SHORT EXERCISE:
Transcribe all records exactly.
### TASK MATERIAL
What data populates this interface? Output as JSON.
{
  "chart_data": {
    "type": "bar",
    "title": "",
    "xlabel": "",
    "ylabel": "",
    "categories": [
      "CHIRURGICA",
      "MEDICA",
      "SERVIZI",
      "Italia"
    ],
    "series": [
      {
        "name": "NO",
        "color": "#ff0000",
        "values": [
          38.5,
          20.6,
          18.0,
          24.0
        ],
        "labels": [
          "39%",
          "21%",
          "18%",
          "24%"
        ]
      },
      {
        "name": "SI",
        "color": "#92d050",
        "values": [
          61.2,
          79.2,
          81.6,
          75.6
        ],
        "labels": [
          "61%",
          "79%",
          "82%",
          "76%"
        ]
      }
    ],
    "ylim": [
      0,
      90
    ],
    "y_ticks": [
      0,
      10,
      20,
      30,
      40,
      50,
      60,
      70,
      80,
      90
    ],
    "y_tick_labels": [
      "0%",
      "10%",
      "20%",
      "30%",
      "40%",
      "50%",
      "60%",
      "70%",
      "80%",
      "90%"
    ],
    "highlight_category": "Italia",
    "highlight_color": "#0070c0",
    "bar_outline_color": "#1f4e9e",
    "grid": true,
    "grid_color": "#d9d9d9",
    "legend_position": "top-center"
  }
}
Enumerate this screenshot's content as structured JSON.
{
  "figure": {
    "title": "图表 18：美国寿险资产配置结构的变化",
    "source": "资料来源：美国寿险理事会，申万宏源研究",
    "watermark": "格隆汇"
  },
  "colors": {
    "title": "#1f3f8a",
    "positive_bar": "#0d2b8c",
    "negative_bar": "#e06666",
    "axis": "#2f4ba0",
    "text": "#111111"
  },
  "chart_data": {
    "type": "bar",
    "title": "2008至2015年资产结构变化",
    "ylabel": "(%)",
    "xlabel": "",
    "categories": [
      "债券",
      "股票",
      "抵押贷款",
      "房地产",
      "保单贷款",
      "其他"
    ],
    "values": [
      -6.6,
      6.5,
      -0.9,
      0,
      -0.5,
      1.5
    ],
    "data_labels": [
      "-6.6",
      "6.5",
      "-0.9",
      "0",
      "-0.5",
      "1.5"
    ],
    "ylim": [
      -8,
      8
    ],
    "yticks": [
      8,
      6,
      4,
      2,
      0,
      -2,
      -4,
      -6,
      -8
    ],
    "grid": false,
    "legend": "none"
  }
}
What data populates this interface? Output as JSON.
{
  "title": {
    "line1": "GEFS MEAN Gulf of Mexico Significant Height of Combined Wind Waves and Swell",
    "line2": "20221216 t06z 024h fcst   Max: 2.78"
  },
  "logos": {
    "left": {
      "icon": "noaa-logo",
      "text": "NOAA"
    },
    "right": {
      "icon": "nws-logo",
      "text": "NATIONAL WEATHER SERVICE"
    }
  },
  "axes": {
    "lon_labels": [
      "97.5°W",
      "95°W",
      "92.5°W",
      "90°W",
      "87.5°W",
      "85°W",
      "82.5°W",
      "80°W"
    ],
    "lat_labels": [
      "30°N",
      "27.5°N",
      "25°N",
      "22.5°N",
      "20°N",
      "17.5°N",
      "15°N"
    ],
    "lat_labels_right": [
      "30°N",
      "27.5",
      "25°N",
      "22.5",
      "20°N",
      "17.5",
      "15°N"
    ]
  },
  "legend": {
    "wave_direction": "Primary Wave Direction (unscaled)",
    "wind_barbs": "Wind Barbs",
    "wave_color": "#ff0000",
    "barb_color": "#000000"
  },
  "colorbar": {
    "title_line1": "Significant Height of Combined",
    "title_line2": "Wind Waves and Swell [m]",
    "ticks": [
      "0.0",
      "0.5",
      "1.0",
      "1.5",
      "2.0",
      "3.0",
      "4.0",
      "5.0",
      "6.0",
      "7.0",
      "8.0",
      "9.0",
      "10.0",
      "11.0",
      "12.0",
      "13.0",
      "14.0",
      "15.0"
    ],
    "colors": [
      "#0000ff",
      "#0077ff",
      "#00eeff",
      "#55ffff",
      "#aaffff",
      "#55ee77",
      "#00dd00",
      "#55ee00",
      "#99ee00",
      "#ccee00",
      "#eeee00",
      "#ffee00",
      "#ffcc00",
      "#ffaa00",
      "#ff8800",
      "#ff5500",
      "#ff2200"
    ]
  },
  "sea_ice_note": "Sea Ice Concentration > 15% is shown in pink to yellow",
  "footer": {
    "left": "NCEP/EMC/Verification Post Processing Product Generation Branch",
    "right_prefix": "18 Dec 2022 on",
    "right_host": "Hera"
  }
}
######
COMPLETE RESPONSE:
What data populates this interface? Output as JSON.
{
  "chart_data": {
    "type": "bar",
    "title": "",
    "xlabel": "",
    "ylabel": "",
    "categories": [
      "CHIRURGICA",
      "MEDICA",
      "SERVIZI",
      "Italia"
    ],
    "series": [
      {
        "name": "NO",
        "color": "#ff0000",
        "values": [
          38.5,
          20.6,
          18.0,
          24.0
        ],
        "labels": [
          "39%",
          "21%",
          "18%",
          "24%"
        ]
      },
      {
        "name": "SI",
        "color": "#92d050",
        "values": [
          61.2,
          79.2,
          81.6,
          75.6
        ],
        "labels": [
          "61%",
          "79%",
          "82%",
          "76%"
        ]
      }
    ],
    "ylim": [
      0,
      90
    ],
    "y_ticks": [
      0,
      10,
      20,
      30,
      40,
      50,
      60,
      70,
      80,
      90
    ],
    "y_tick_labels": [
      "0%",
      "10%",
      "20%",
      "30%",
      "40%",
      "50%",
      "60%",
      "70%",
      "80%",
      "90%"
    ],
    "highlight_category": "Italia",
    "highlight_color": "#0070c0",
    "bar_outline_color": "#1f4e9e",
    "grid": true,
    "grid_color": "#d9d9d9",
    "legend_position": "top-center"
  }
}
Enumerate this screenshot's content as structured JSON.
{
  "figure": {
    "title": "图表 18：美国寿险资产配置结构的变化",
    "source": "资料来源：美国寿险理事会，申万宏源研究",
    "watermark": "格隆汇"
  },
  "colors": {
    "title": "#1f3f8a",
    "positive_bar": "#0d2b8c",
    "negative_bar": "#e06666",
    "axis": "#2f4ba0",
    "text": "#111111"
  },
  "chart_data": {
    "type": "bar",
    "title": "2008至2015年资产结构变化",
    "ylabel": "(%)",
    "xlabel": "",
    "categories": [
      "债券",
      "股票",
      "抵押贷款",
      "房地产",
      "保单贷款",
      "其他"
    ],
    "values": [
      -6.6,
      6.5,
      -0.9,
      0,
      -0.5,
      1.5
    ],
    "data_labels": [
      "-6.6",
      "6.5",
      "-0.9",
      "0",
      "-0.5",
      "1.5"
    ],
    "ylim": [
      -8,
      8
    ],
    "yticks": [
      8,
      6,
      4,
      2,
      0,
      -2,
      -4,
      -6,
      -8
    ],
    "grid": false,
    "legend": "none"
  }
}
What data populates this interface? Output as JSON.
{
  "title": {
    "line1": "GEFS MEAN Gulf of Mexico Significant Height of Combined Wind Waves and Swell",
    "line2": "20221216 t06z 024h fcst   Max: 2.78"
  },
  "logos": {
    "left": {
      "icon": "noaa-logo",
      "text": "NOAA"
    },
    "right": {
      "icon": "nws-logo",
      "text": "NATIONAL WEATHER SERVICE"
    }
  },
  "axes": {
    "lon_labels": [
      "97.5°W",
      "95°W",
      "92.5°W",
      "90°W",
      "87.5°W",
      "85°W",
      "82.5°W",
      "80°W"
    ],
    "lat_labels": [
      "30°N",
      "27.5°N",
      "25°N",
      "22.5°N",
      "20°N",
      "17.5°N",
      "15°N"
    ],
    "lat_labels_right": [
      "30°N",
      "27.5",
      "25°N",
      "22.5",
      "20°N",
      "17.5",
      "15°N"
    ]
  },
  "legend": {
    "wave_direction": "Primary Wave Direction (unscaled)",
    "wind_barbs": "Wind Barbs",
    "wave_color": "#ff0000",
    "barb_color": "#000000"
  },
  "colorbar": {
    "title_line1": "Significant Height of Combined",
    "title_line2": "Wind Waves and Swell [m]",
    "ticks": [
      "0.0",
      "0.5",
      "1.0",
      "1.5",
      "2.0",
      "3.0",
      "4.0",
      "5.0",
      "6.0",
      "7.0",
      "8.0",
      "9.0",
      "10.0",
      "11.0",
      "12.0",
      "13.0",
      "14.0",
      "15.0"
    ],
    "colors": [
      "#0000ff",
      "#0077ff",
      "#00eeff",
      "#55ffff",
      "#aaffff",
      "#55ee77",
      "#00dd00",
      "#55ee00",
      "#99ee00",
      "#ccee00",
      "#eeee00",
      "#ffee00",
      "#ffcc00",
      "#ffaa00",
      "#ff8800",
      "#ff5500",
      "#ff2200"
    ]
  },
  "sea_ice_note": "Sea Ice Concentration > 15% is shown in pink to yellow",
  "footer": {
    "left": "NCEP/EMC/Verification Post Processing Product Generation Branch",
    "right_prefix": "18 Dec 2022 on",
    "right_host": "Hera"
  }
}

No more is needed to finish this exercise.